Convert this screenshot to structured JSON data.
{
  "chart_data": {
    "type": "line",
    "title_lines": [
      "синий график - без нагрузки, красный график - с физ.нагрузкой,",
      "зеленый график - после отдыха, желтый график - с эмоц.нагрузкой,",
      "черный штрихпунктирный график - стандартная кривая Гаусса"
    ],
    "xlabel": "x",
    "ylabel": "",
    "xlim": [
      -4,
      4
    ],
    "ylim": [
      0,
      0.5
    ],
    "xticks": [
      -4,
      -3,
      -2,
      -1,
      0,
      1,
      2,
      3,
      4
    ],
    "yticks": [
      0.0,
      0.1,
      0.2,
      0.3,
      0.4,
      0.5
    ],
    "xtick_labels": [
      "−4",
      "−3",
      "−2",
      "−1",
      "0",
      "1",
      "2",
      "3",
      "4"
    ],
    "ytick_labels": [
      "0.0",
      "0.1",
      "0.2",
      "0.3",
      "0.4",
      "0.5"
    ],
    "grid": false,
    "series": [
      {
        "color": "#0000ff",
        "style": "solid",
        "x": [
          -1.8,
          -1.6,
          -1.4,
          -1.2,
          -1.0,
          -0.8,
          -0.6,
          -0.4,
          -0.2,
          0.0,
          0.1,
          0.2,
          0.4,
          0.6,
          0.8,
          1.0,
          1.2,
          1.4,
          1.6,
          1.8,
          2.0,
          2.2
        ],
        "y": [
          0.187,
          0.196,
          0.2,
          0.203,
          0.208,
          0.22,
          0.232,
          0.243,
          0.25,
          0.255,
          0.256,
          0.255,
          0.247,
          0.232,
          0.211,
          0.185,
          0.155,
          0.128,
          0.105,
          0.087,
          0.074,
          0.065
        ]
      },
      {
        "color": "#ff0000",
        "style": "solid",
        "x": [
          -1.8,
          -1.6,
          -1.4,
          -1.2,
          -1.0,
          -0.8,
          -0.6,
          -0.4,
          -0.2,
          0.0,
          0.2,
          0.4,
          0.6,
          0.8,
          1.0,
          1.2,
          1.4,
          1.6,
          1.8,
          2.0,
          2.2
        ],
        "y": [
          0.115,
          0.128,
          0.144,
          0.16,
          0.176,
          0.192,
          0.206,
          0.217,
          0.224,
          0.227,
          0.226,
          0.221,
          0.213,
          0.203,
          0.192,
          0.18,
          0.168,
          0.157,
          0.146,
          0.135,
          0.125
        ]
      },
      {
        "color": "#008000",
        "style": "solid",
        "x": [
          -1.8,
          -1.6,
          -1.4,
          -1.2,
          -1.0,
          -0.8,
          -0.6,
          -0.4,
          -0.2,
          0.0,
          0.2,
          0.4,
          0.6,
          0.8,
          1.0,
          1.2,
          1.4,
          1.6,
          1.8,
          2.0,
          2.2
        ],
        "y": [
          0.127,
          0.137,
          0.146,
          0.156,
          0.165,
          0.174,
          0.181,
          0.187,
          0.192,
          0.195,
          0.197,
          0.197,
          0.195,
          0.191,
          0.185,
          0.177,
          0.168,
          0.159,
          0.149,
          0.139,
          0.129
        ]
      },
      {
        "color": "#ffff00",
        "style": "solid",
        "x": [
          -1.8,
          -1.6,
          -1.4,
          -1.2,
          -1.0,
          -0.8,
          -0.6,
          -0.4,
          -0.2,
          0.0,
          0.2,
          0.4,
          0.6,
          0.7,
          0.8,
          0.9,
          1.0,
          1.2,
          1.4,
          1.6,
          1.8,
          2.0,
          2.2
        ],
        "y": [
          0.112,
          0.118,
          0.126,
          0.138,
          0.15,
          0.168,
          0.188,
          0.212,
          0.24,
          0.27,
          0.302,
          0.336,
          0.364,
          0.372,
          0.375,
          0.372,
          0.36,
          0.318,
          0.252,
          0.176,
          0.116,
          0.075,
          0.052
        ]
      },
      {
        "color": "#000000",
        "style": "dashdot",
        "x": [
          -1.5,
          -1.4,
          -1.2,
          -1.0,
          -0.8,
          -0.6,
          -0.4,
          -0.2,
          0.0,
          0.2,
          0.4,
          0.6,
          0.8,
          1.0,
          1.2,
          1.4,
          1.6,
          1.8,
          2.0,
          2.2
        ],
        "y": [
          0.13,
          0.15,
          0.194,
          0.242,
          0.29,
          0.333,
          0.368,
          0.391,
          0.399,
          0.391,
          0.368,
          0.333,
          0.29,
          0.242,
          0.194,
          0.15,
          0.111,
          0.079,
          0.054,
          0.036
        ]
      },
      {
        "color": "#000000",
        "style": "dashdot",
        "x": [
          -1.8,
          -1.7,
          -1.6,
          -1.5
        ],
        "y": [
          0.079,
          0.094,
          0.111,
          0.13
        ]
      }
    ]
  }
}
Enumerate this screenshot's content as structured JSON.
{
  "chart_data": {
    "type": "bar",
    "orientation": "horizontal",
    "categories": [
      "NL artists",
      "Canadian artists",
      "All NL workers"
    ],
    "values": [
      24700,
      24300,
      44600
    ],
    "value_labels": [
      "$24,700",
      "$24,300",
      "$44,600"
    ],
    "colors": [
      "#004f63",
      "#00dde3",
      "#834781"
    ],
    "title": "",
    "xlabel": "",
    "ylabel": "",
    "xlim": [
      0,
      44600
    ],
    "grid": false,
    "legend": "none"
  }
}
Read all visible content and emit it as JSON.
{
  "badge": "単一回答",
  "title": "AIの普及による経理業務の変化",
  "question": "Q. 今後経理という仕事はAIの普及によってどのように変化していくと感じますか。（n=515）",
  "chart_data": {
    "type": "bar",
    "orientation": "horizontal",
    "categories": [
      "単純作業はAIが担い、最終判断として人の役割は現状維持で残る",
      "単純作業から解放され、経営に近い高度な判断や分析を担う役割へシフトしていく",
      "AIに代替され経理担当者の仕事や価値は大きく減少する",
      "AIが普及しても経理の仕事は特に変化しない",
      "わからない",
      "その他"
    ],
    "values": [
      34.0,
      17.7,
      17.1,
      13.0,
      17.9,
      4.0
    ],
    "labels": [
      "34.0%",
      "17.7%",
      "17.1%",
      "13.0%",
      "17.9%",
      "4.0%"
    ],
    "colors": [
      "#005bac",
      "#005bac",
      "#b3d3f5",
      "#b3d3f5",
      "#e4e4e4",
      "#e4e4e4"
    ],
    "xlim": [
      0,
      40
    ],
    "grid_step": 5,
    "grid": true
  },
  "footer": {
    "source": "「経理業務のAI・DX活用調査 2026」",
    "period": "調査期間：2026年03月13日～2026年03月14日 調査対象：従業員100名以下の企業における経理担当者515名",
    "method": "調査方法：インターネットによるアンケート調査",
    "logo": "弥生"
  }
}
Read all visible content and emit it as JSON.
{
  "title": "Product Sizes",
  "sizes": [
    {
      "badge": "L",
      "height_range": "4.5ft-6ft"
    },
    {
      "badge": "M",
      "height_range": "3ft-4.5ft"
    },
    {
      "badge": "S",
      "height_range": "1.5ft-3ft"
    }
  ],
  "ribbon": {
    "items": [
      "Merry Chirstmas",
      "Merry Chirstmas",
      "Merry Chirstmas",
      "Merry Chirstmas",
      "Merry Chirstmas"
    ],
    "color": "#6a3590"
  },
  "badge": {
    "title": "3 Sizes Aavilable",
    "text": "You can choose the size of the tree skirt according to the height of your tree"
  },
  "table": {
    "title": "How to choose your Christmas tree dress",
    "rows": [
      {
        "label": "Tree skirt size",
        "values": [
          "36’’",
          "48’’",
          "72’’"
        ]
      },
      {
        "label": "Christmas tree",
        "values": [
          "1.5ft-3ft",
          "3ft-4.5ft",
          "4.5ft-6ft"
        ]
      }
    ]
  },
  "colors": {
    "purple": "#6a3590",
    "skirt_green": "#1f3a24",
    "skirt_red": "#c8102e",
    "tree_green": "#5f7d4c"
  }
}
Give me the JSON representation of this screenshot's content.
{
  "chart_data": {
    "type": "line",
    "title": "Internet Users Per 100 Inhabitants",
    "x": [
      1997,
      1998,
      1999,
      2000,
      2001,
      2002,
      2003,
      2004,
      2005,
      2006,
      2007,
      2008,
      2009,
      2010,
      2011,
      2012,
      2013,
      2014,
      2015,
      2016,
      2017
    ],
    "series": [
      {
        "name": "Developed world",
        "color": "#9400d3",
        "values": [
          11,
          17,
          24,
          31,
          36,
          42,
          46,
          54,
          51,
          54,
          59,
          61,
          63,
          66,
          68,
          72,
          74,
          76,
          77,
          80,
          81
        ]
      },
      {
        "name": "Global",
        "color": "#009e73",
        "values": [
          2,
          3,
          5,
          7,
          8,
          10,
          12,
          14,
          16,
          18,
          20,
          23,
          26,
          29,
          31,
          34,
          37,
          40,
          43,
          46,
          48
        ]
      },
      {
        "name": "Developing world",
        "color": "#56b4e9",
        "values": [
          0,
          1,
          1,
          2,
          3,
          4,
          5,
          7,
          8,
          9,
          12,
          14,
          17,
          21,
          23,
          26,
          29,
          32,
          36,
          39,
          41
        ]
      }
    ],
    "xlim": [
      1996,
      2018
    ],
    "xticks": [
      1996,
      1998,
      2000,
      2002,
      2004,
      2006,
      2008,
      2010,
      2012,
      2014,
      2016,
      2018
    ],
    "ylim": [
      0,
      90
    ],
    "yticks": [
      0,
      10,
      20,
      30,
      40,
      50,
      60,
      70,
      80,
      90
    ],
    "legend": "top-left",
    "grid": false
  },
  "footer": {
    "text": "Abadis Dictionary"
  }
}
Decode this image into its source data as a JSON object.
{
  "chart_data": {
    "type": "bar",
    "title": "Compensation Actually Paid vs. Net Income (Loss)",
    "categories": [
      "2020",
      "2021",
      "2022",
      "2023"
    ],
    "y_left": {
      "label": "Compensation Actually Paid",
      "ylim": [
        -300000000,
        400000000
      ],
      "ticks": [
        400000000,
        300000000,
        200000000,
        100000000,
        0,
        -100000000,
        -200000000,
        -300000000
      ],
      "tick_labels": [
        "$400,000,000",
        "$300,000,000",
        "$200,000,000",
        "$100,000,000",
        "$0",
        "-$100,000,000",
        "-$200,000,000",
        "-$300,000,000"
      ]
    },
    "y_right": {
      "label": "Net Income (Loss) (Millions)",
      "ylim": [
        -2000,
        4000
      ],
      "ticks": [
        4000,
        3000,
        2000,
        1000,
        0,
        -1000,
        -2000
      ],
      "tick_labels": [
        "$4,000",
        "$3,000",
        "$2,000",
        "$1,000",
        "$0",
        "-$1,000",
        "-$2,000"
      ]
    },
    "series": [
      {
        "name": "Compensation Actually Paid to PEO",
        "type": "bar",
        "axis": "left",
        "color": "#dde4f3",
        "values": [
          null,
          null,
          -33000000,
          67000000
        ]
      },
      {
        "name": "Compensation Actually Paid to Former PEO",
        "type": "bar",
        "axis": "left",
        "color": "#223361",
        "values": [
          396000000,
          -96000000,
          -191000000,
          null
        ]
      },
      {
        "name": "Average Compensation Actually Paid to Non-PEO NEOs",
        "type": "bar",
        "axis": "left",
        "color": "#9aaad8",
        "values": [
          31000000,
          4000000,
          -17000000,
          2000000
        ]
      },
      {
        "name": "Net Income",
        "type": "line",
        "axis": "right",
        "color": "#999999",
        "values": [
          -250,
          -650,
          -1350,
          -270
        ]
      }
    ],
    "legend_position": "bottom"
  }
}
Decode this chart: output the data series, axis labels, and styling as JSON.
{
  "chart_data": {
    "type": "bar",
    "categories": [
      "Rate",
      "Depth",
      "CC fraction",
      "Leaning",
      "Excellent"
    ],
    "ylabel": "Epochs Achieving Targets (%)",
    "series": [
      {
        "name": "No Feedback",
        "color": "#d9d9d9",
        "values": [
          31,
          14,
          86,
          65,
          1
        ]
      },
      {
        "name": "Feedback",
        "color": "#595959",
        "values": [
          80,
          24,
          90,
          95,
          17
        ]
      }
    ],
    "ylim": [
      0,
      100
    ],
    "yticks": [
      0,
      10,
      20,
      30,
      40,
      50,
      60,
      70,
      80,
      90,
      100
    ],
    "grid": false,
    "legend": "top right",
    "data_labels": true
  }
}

------

Instructions for the task: Scan the material above for the string "Paid" and return the lines that hold it.

Task solution:
    "title": "Compensation Actually Paid vs. Net Income (Loss)",
      "label": "Compensation Actually Paid",
        "name": "Compensation Actually Paid to PEO",
        "name": "Compensation Actually Paid to Former PEO",
        "name": "Average Compensation Actually Paid to Non-PEO NEOs",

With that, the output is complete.